Copy each line that has the string "Consignes" somewhere in it.

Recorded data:
==========

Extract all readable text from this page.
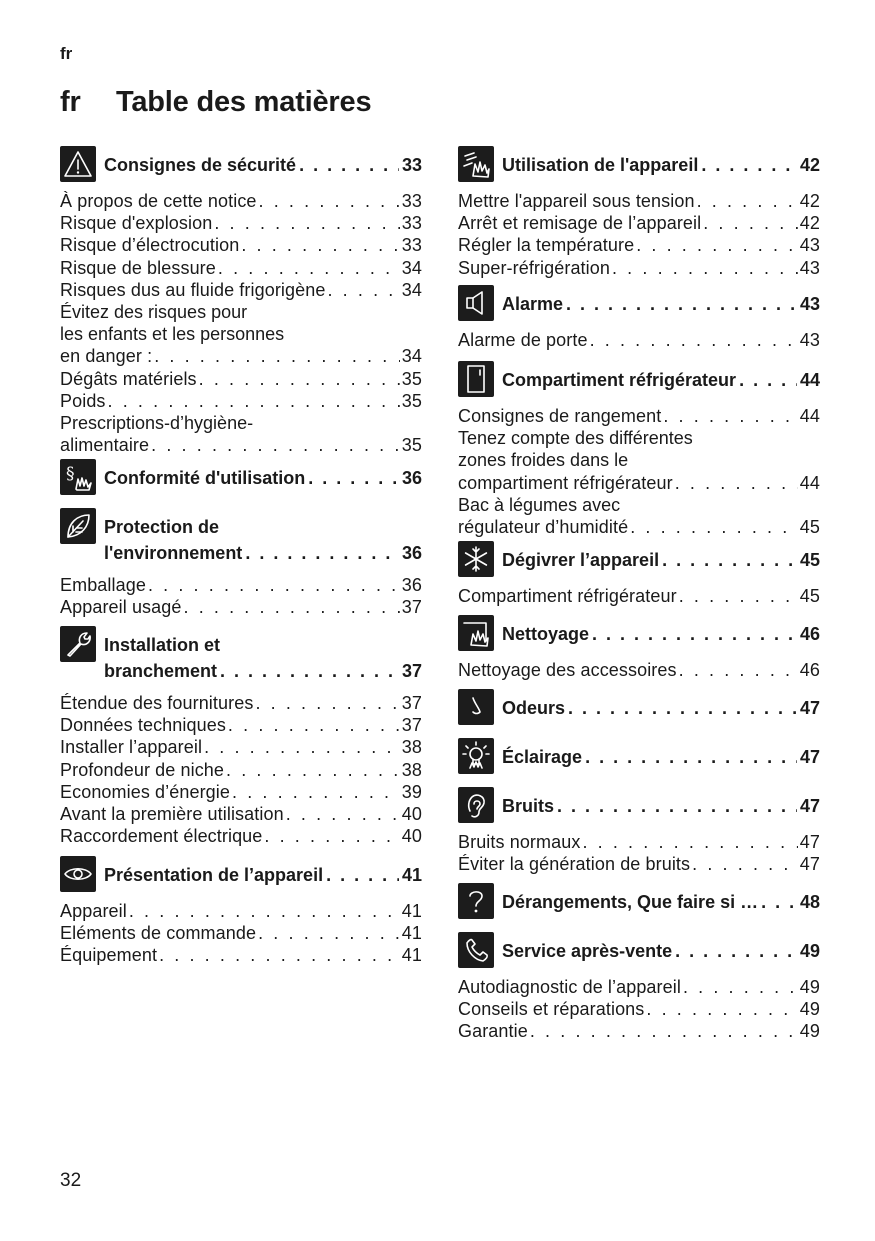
fr
fr Table des matières
Consignes de sécurité . . .	33
À propos de cette notice . . .	33
Risque d'explosion . . .	33
Risque d’électrocution . . .	33
Risque de blessure . . .	34
Risques dus au fluide frigorigène . . .	34
Évitez des risques pour
les enfants et les personnes
en danger : . . .	34
Dégâts matériels . . .	35
Poids . . .	35
Prescriptions-d’hygiène-
alimentaire . . .	35
§ Conformité d'utilisation . . .	36
Protection de
l'environnement . . .	36
Emballage . . .	36
Appareil usagé . . .	37
Installation et
branchement . . .	37
Étendue des fournitures . . .	37
Données techniques . . .	37
Installer l’appareil . . .	38
Profondeur de niche . . .	38
Economies d’énergie . . .	39
Avant la première utilisation . . .	40
Raccordement électrique . . .	40
Présentation de l’appareil . . .	41
Appareil . . .	41
Eléments de commande . . .	41
Équipement . . .	41
Utilisation de l'appareil . . .	42
Mettre l'appareil sous tension . . .	42
Arrêt et remisage de l’appareil . . .	42
Régler la température . . .	43
Super-réfrigération . . .	43
Alarme . . .	43
Alarme de porte . . .	43
Compartiment réfrigérateur . . .	44
Consignes de rangement . . .	44
Tenez compte des différentes
zones froides dans le
compartiment réfrigérateur . . .	44
Bac à légumes avec
régulateur d’humidité . . .	45
Dégivrer l’appareil . . .	45
Compartiment réfrigérateur . . .	45
Nettoyage . . .	46
Nettoyage des accessoires . . .	46
Odeurs . . .	47
Éclairage . . .	47
Bruits . . .	47
Bruits normaux . . .	47
Éviter la génération de bruits . . .	47
Dérangements, Que faire si … . . . 48
Service après-vente . . .	49
Autodiagnostic de l’appareil . . .	49
Conseils et réparations . . .	49
Garantie . . .	49
32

==========

COMPLETE OUTPUT:
Consignes de sécurité . . .	33
Consignes de rangement . . .	44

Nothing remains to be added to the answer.